▶ [STATED PROBLEM] Turn the lines of each item below into a numbered list, leaving out any blank lines.

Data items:
^^^^^^^^

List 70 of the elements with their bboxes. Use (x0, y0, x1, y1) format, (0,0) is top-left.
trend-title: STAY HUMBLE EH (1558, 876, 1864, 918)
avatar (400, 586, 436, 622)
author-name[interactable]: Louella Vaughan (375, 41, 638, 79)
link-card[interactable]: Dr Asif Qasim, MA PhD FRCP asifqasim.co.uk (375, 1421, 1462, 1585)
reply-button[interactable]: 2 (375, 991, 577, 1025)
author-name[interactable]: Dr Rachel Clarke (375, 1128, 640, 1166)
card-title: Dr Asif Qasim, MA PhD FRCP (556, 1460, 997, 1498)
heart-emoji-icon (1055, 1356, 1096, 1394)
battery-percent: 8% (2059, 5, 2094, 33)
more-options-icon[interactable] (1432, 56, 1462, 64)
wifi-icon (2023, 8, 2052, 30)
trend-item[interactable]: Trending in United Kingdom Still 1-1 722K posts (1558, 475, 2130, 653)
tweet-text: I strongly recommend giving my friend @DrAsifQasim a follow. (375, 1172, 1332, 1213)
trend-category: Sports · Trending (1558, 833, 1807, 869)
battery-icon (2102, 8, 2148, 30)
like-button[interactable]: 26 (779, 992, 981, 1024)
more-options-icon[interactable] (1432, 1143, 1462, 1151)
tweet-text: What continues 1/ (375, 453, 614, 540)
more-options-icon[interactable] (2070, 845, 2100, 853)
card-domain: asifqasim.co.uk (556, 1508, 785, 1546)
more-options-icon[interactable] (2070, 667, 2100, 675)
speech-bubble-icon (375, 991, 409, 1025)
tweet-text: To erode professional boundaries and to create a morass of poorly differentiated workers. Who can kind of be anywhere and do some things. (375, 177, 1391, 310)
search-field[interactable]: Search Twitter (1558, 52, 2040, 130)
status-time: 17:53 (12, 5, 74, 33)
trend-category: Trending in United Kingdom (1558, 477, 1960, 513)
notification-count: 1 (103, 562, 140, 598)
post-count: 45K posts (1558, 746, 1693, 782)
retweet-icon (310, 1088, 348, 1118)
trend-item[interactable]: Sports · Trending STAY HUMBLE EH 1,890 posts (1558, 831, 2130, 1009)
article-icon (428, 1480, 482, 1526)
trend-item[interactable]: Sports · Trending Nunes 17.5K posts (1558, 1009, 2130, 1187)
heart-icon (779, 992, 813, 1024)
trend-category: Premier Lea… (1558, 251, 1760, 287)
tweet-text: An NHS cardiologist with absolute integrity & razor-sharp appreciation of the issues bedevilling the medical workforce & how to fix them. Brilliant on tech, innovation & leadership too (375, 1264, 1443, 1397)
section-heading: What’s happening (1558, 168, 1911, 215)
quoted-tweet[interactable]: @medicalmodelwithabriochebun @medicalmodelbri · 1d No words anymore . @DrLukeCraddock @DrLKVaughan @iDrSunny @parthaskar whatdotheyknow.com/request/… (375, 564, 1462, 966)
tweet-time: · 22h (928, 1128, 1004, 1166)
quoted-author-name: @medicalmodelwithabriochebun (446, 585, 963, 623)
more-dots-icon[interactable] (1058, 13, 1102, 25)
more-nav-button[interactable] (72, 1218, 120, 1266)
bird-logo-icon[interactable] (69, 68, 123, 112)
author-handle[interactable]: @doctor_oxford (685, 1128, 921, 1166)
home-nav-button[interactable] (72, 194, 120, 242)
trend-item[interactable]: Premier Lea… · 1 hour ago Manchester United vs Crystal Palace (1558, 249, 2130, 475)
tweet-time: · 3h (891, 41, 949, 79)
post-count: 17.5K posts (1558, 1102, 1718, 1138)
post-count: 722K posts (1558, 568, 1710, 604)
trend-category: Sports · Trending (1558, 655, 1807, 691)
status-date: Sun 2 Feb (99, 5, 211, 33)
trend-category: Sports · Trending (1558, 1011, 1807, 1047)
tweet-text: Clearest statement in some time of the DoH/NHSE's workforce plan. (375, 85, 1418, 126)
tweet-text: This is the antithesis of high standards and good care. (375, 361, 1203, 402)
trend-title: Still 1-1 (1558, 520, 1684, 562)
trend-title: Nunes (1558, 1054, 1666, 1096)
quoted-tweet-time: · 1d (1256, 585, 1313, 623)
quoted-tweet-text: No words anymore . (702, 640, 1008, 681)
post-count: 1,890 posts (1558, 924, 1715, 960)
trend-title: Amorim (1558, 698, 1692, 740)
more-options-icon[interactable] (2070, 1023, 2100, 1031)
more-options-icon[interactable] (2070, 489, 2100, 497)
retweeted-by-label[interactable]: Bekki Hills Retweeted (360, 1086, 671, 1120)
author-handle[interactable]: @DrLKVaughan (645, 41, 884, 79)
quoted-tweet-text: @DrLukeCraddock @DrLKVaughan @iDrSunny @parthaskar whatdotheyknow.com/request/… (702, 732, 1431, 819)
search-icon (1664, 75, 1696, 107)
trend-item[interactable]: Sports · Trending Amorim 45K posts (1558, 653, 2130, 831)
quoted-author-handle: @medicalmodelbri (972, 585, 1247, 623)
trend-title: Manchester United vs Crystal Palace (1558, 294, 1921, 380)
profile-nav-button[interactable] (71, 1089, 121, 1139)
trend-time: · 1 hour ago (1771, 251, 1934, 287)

^^^^^^^^

▶ [REPLY TO THE EXERCISE]
1. List 70 of the elements with their bboxes. Use (x0, y0, x1, y1) format, (0,0) is top-left.
2. trend-title: STAY HUMBLE EH (1558, 876, 1864, 918)
3. avatar (400, 586, 436, 622)
4. author-name[interactable]: Louella Vaughan (375, 41, 638, 79)
5. link-card[interactable]: Dr Asif Qasim, MA PhD FRCP asifqasim.co.uk (375, 1421, 1462, 1585)
6. reply-button[interactable]: 2 (375, 991, 577, 1025)
7. author-name[interactable]: Dr Rachel Clarke (375, 1128, 640, 1166)
8. card-title: Dr Asif Qasim, MA PhD FRCP (556, 1460, 997, 1498)
9. heart-emoji-icon (1055, 1356, 1096, 1394)
10. battery-percent: 8% (2059, 5, 2094, 33)
11. more-options-icon[interactable] (1432, 56, 1462, 64)
12. wifi-icon (2023, 8, 2052, 30)
13. trend-item[interactable]: Trending in United Kingdom Still 1-1 722K posts (1558, 475, 2130, 653)
14. tweet-text: I strongly recommend giving my friend @DrAsifQasim a follow. (375, 1172, 1332, 1213)
15. trend-category: Sports · Trending (1558, 833, 1807, 869)
16. battery-icon (2102, 8, 2148, 30)
17. like-button[interactable]: 26 (779, 992, 981, 1024)
18. more-options-icon[interactable] (1432, 1143, 1462, 1151)
19. tweet-text: What continues 1/ (375, 453, 614, 540)
20. more-options-icon[interactable] (2070, 845, 2100, 853)
21. card-domain: asifqasim.co.uk (556, 1508, 785, 1546)
22. more-options-icon[interactable] (2070, 667, 2100, 675)
23. speech-bubble-icon (375, 991, 409, 1025)
24. tweet-text: To erode professional boundaries and to create a morass of poorly differentiated workers. Who can kind of be anywhere and do some things. (375, 177, 1391, 310)
25. search-field[interactable]: Search Twitter (1558, 52, 2040, 130)
26. status-time: 17:53 (12, 5, 74, 33)
27. trend-category: Trending in United Kingdom (1558, 477, 1960, 513)
28. notification-count: 1 (103, 562, 140, 598)
29. post-count: 45K posts (1558, 746, 1693, 782)
30. retweet-icon (310, 1088, 348, 1118)
31. trend-item[interactable]: Sports · Trending STAY HUMBLE EH 1,890 posts (1558, 831, 2130, 1009)
32. article-icon (428, 1480, 482, 1526)
33. trend-item[interactable]: Sports · Trending Nunes 17.5K posts (1558, 1009, 2130, 1187)
34. heart-icon (779, 992, 813, 1024)
35. trend-category: Premier Lea… (1558, 251, 1760, 287)
36. tweet-text: An NHS cardiologist with absolute integrity & razor-sharp appreciation of the issues bedevilling the medical workforce & how to fix them. Brilliant on tech, innovation & leadership too (375, 1264, 1443, 1397)
37. section-heading: What’s happening (1558, 168, 1911, 215)
38. quoted-tweet[interactable]: @medicalmodelwithabriochebun @medicalmodelbri · 1d No words anymore . @DrLukeCraddock @DrLKVaughan @iDrSunny @parthaskar whatdotheyknow.com/request/… (375, 564, 1462, 966)
39. tweet-time: · 22h (928, 1128, 1004, 1166)
40. quoted-author-name: @medicalmodelwithabriochebun (446, 585, 963, 623)
41. more-dots-icon[interactable] (1058, 13, 1102, 25)
42. more-nav-button[interactable] (72, 1218, 120, 1266)
43. bird-logo-icon[interactable] (69, 68, 123, 112)
44. author-handle[interactable]: @doctor_oxford (685, 1128, 921, 1166)
45. home-nav-button[interactable] (72, 194, 120, 242)
46. trend-item[interactable]: Premier Lea… · 1 hour ago Manchester United vs Crystal Palace (1558, 249, 2130, 475)
47. tweet-time: · 3h (891, 41, 949, 79)
48. post-count: 17.5K posts (1558, 1102, 1718, 1138)
49. post-count: 722K posts (1558, 568, 1710, 604)
50. trend-category: Sports · Trending (1558, 655, 1807, 691)
51. status-date: Sun 2 Feb (99, 5, 211, 33)
52. trend-category: Sports · Trending (1558, 1011, 1807, 1047)
53. tweet-text: Clearest statement in some time of the DoH/NHSE's workforce plan. (375, 85, 1418, 126)
54. tweet-text: This is the antithesis of high standards and good care. (375, 361, 1203, 402)
55. trend-title: Still 1-1 (1558, 520, 1684, 562)
56. trend-title: Nunes (1558, 1054, 1666, 1096)
57. quoted-tweet-time: · 1d (1256, 585, 1313, 623)
58. quoted-tweet-text: No words anymore . (702, 640, 1008, 681)
59. post-count: 1,890 posts (1558, 924, 1715, 960)
60. trend-title: Amorim (1558, 698, 1692, 740)
61. more-options-icon[interactable] (2070, 1023, 2100, 1031)
62. more-options-icon[interactable] (2070, 489, 2100, 497)
63. retweeted-by-label[interactable]: Bekki Hills Retweeted (360, 1086, 671, 1120)
64. author-handle[interactable]: @DrLKVaughan (645, 41, 884, 79)
65. quoted-tweet-text: @DrLukeCraddock @DrLKVaughan @iDrSunny @parthaskar whatdotheyknow.com/request/… (702, 732, 1431, 819)
66. search-icon (1664, 75, 1696, 107)
67. trend-item[interactable]: Sports · Trending Amorim 45K posts (1558, 653, 2130, 831)
68. quoted-author-handle: @medicalmodelbri (972, 585, 1247, 623)
69. trend-title: Manchester United vs Crystal Palace (1558, 294, 1921, 380)
70. profile-nav-button[interactable] (71, 1089, 121, 1139)
71. trend-time: · 1 hour ago (1771, 251, 1934, 287)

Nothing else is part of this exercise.